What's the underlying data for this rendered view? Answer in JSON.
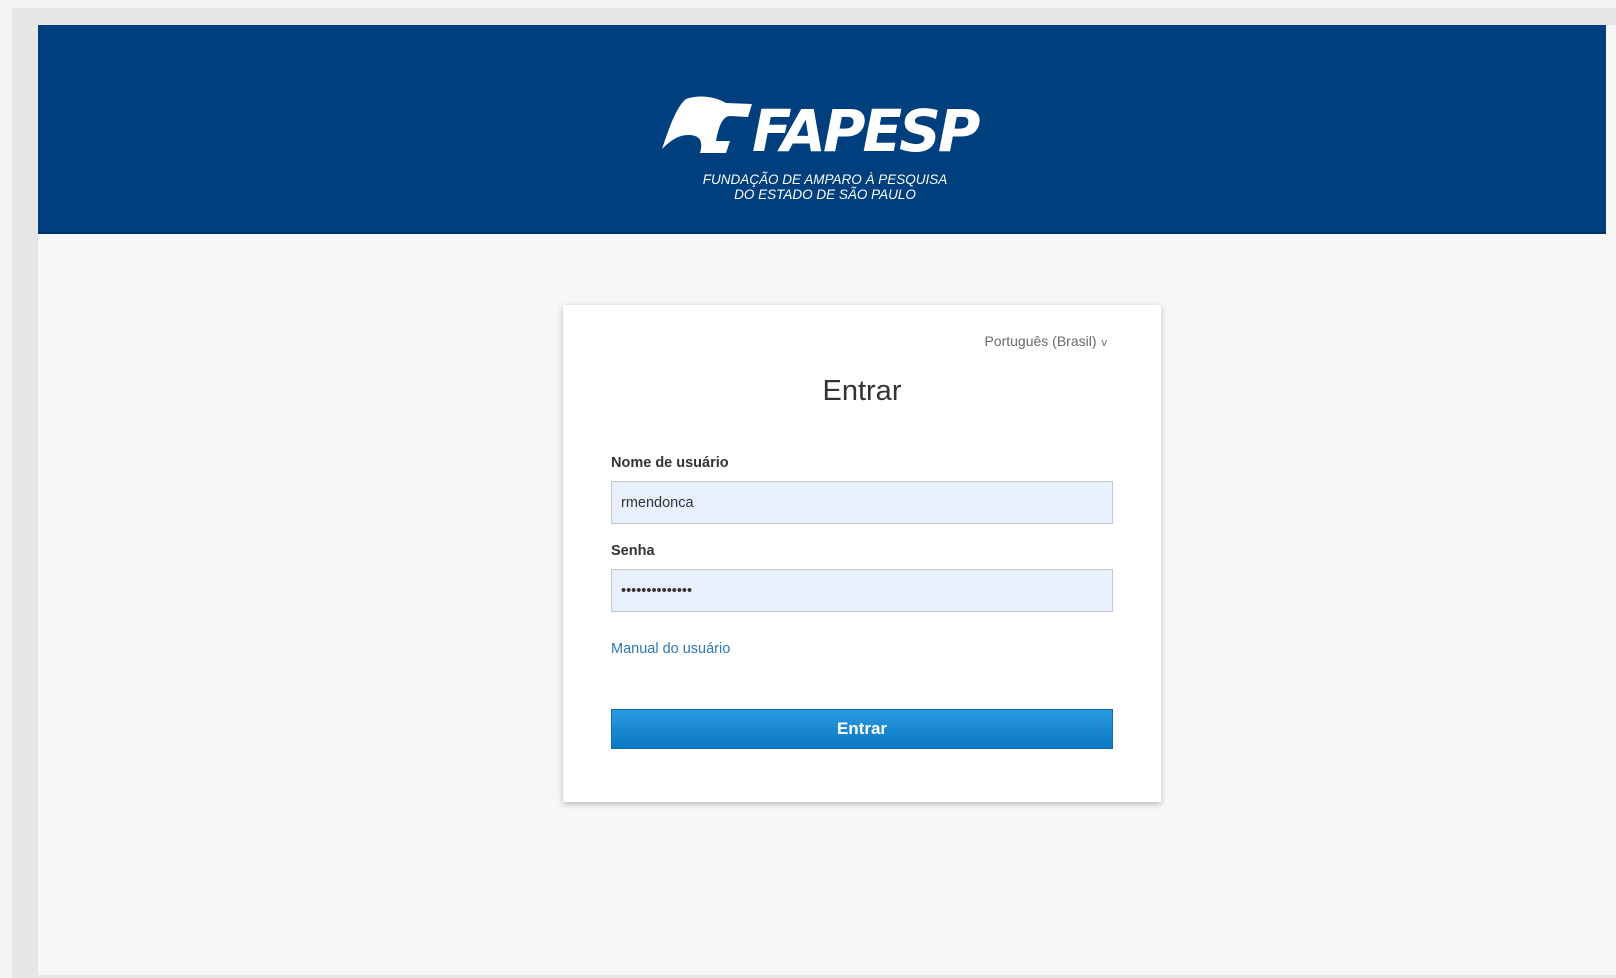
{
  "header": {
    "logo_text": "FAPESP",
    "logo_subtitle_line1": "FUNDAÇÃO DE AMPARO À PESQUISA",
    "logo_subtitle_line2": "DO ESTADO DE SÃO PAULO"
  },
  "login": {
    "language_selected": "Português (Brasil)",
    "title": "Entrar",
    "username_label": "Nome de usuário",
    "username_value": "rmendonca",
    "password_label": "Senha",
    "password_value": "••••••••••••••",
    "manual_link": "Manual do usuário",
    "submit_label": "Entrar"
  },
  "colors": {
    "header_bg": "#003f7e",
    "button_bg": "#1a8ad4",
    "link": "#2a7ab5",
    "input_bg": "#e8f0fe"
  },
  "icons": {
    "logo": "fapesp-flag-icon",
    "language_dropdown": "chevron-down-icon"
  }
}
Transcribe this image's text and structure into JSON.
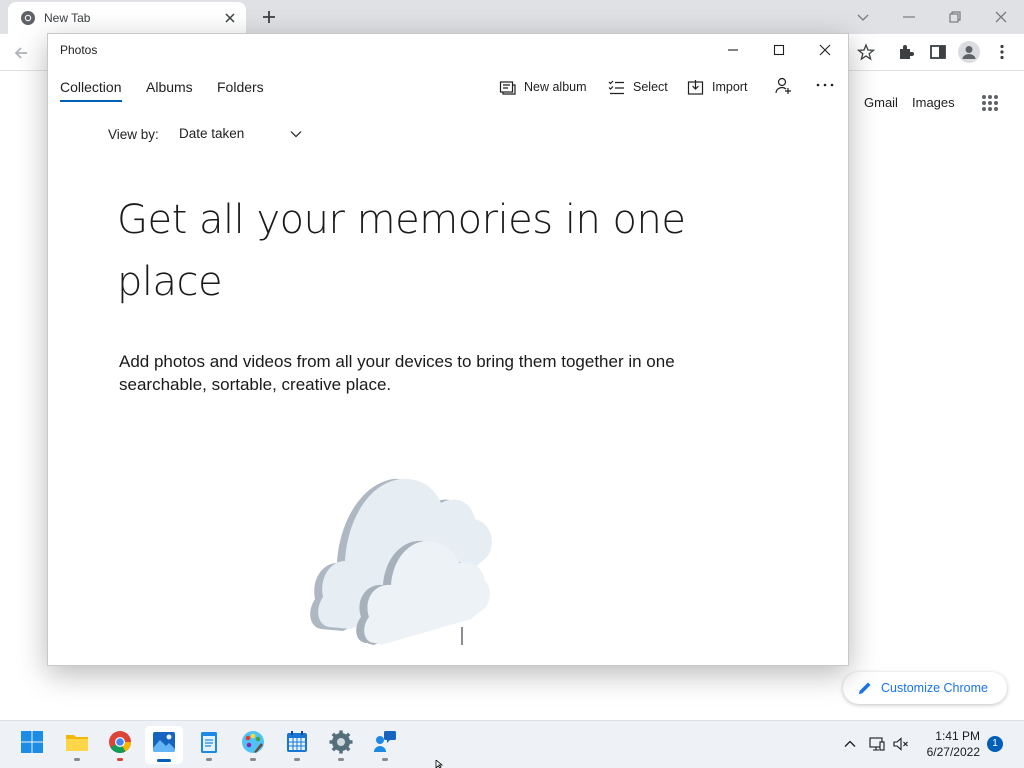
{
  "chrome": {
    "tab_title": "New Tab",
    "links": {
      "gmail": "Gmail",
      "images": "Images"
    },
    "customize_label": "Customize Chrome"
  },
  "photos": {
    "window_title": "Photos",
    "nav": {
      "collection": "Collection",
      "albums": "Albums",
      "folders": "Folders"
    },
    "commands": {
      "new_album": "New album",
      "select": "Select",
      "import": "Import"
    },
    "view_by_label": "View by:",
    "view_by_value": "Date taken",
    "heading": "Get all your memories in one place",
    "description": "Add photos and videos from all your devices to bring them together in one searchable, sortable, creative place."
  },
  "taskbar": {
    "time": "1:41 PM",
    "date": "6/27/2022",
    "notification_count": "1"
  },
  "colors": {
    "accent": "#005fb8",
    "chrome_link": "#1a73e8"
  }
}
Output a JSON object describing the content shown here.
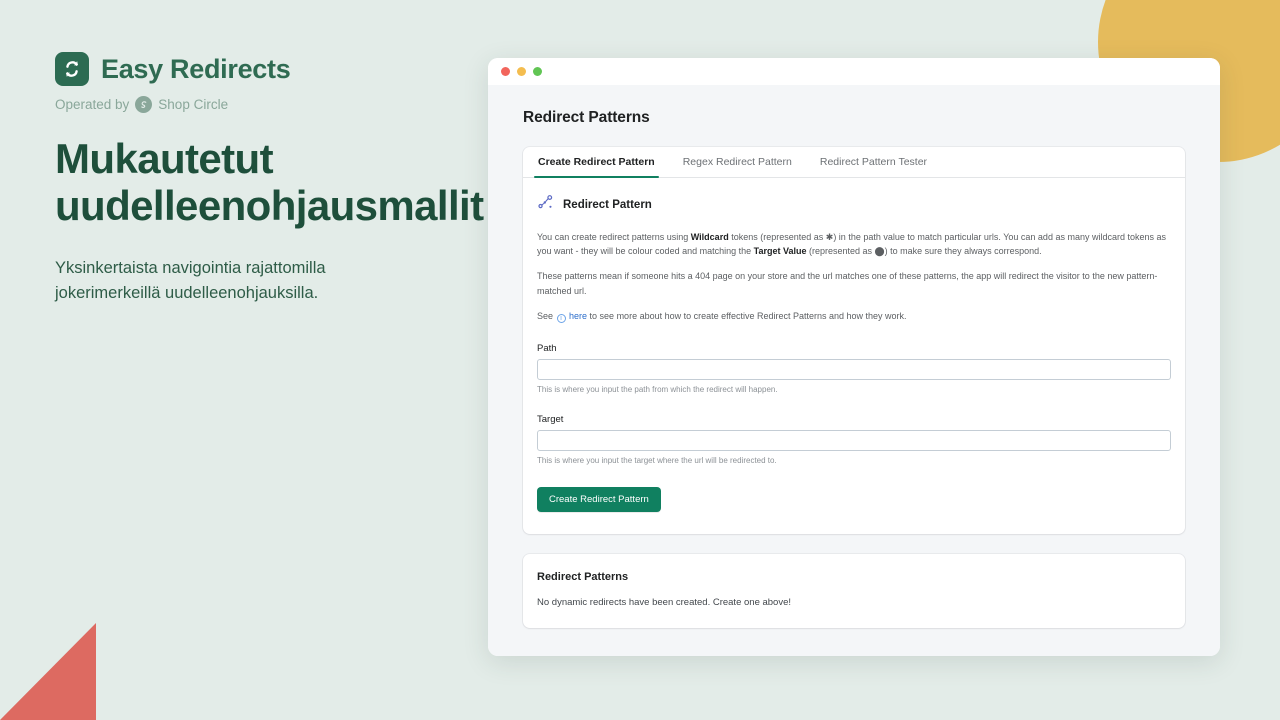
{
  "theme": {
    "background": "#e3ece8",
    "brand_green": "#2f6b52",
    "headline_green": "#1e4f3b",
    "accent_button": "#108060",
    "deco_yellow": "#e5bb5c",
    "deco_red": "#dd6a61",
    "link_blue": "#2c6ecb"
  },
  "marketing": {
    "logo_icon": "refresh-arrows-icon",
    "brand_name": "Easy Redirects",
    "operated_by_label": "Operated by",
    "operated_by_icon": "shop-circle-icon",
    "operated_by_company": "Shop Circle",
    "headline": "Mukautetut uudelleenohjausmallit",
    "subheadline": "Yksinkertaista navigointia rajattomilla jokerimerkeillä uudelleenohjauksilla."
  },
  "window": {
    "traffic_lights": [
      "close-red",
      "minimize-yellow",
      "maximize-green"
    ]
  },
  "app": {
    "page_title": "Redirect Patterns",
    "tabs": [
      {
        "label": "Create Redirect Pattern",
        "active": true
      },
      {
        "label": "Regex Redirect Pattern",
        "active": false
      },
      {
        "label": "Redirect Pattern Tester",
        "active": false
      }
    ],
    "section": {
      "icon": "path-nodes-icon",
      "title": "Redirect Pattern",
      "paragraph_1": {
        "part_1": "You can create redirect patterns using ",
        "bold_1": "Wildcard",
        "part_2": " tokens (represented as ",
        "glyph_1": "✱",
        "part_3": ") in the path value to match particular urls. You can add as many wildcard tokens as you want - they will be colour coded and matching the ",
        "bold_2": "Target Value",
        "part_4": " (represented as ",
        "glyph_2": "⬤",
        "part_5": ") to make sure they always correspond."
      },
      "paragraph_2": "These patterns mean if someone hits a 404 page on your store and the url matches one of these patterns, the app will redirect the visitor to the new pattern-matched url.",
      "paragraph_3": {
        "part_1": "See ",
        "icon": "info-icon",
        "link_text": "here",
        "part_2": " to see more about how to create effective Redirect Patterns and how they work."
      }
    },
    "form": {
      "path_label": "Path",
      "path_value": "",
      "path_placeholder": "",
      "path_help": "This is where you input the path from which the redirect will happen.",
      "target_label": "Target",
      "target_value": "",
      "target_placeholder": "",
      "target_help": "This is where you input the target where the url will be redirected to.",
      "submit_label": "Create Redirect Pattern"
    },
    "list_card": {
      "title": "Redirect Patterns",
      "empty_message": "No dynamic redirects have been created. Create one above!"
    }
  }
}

************

Output the data above without changes, apart from leaving out the pictures.

[Worked solution]
What's the underlying data for this rendered view? Answer in JSON.
{
  "header": {
    "logo_text": "FAPESP",
    "logo_subtitle_line1": "FUNDAÇÃO DE AMPARO À PESQUISA",
    "logo_subtitle_line2": "DO ESTADO DE SÃO PAULO"
  },
  "login": {
    "language_selected": "Português (Brasil)",
    "title": "Entrar",
    "username_label": "Nome de usuário",
    "username_value": "rmendonca",
    "password_label": "Senha",
    "password_value": "••••••••••••••",
    "manual_link": "Manual do usuário",
    "submit_label": "Entrar"
  },
  "colors": {
    "header_bg": "#003f7e",
    "button_bg": "#1a8ad4",
    "link": "#2a7ab5",
    "input_bg": "#e8f0fe"
  },
  "icons": {
    "logo": "fapesp-flag-icon",
    "language_dropdown": "chevron-down-icon"
  }
}
Transcribe this image's text and structure into JSON.
{
  "chrome": {
    "tab_title": "New Tab",
    "links": {
      "gmail": "Gmail",
      "images": "Images"
    },
    "customize_label": "Customize Chrome"
  },
  "photos": {
    "window_title": "Photos",
    "nav": {
      "collection": "Collection",
      "albums": "Albums",
      "folders": "Folders"
    },
    "commands": {
      "new_album": "New album",
      "select": "Select",
      "import": "Import"
    },
    "view_by_label": "View by:",
    "view_by_value": "Date taken",
    "heading": "Get all your memories in one place",
    "description": "Add photos and videos from all your devices to bring them together in one searchable, sortable, creative place."
  },
  "taskbar": {
    "time": "1:41 PM",
    "date": "6/27/2022",
    "notification_count": "1"
  },
  "colors": {
    "accent": "#005fb8",
    "chrome_link": "#1a73e8"
  }
}
Output a JSON object describing the content shown here.
{
  "theme": {
    "background": "#e3ece8",
    "brand_green": "#2f6b52",
    "headline_green": "#1e4f3b",
    "accent_button": "#108060",
    "deco_yellow": "#e5bb5c",
    "deco_red": "#dd6a61",
    "link_blue": "#2c6ecb"
  },
  "marketing": {
    "logo_icon": "refresh-arrows-icon",
    "brand_name": "Easy Redirects",
    "operated_by_label": "Operated by",
    "operated_by_icon": "shop-circle-icon",
    "operated_by_company": "Shop Circle",
    "headline": "Mukautetut uudelleenohjausmallit",
    "subheadline": "Yksinkertaista navigointia rajattomilla jokerimerkeillä uudelleenohjauksilla."
  },
  "window": {
    "traffic_lights": [
      "close-red",
      "minimize-yellow",
      "maximize-green"
    ]
  },
  "app": {
    "page_title": "Redirect Patterns",
    "tabs": [
      {
        "label": "Create Redirect Pattern",
        "active": true
      },
      {
        "label": "Regex Redirect Pattern",
        "active": false
      },
      {
        "label": "Redirect Pattern Tester",
        "active": false
      }
    ],
    "section": {
      "icon": "path-nodes-icon",
      "title": "Redirect Pattern",
      "paragraph_1": {
        "part_1": "You can create redirect patterns using ",
        "bold_1": "Wildcard",
        "part_2": " tokens (represented as ",
        "glyph_1": "✱",
        "part_3": ") in the path value to match particular urls. You can add as many wildcard tokens as you want - they will be colour coded and matching the ",
        "bold_2": "Target Value",
        "part_4": " (represented as ",
        "glyph_2": "⬤",
        "part_5": ") to make sure they always correspond."
      },
      "paragraph_2": "These patterns mean if someone hits a 404 page on your store and the url matches one of these patterns, the app will redirect the visitor to the new pattern-matched url.",
      "paragraph_3": {
        "part_1": "See ",
        "icon": "info-icon",
        "link_text": "here",
        "part_2": " to see more about how to create effective Redirect Patterns and how they work."
      }
    },
    "form": {
      "path_label": "Path",
      "path_value": "",
      "path_placeholder": "",
      "path_help": "This is where you input the path from which the redirect will happen.",
      "target_label": "Target",
      "target_value": "",
      "target_placeholder": "",
      "target_help": "This is where you input the target where the url will be redirected to.",
      "submit_label": "Create Redirect Pattern"
    },
    "list_card": {
      "title": "Redirect Patterns",
      "empty_message": "No dynamic redirects have been created. Create one above!"
    }
  }
}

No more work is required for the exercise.